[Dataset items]
....

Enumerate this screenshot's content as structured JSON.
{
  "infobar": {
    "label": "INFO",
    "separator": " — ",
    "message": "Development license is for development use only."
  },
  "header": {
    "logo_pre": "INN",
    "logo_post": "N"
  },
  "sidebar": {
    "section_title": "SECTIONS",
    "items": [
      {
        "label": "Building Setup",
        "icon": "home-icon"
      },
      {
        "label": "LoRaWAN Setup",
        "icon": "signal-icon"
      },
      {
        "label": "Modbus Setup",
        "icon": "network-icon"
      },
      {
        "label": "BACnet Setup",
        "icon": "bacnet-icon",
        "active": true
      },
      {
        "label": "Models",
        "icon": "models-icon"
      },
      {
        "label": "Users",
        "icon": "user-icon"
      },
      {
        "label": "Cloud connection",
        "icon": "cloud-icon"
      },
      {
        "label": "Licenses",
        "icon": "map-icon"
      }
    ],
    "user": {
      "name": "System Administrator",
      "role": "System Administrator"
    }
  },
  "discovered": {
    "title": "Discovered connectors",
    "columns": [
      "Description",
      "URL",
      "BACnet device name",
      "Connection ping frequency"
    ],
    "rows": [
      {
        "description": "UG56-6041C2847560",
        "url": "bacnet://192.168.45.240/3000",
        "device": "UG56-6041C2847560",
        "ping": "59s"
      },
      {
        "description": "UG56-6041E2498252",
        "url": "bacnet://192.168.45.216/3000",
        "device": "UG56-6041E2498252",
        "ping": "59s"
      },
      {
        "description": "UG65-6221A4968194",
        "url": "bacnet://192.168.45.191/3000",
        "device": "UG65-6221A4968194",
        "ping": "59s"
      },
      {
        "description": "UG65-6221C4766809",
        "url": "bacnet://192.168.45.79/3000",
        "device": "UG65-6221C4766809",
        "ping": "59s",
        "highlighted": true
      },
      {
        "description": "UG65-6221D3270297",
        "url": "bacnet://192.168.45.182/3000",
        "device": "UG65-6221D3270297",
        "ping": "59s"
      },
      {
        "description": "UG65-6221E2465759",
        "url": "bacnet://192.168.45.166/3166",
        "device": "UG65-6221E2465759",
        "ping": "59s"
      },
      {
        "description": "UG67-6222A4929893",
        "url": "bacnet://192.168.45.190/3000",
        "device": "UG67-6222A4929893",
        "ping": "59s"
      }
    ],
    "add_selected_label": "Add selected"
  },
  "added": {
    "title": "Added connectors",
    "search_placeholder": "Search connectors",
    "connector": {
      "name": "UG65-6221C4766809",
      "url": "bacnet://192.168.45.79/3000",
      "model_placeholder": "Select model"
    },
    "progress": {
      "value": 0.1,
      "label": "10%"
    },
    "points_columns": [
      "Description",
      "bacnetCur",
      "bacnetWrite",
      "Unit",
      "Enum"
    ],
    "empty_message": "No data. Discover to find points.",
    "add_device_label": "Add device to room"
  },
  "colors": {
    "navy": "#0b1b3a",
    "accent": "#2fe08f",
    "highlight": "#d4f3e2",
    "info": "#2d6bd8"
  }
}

....

- _Work required_: Go through the material and select each line with the string "System" in it.

- _Solution to this exercise_:
      "name": "System Administrator",
      "role": "System Administrator"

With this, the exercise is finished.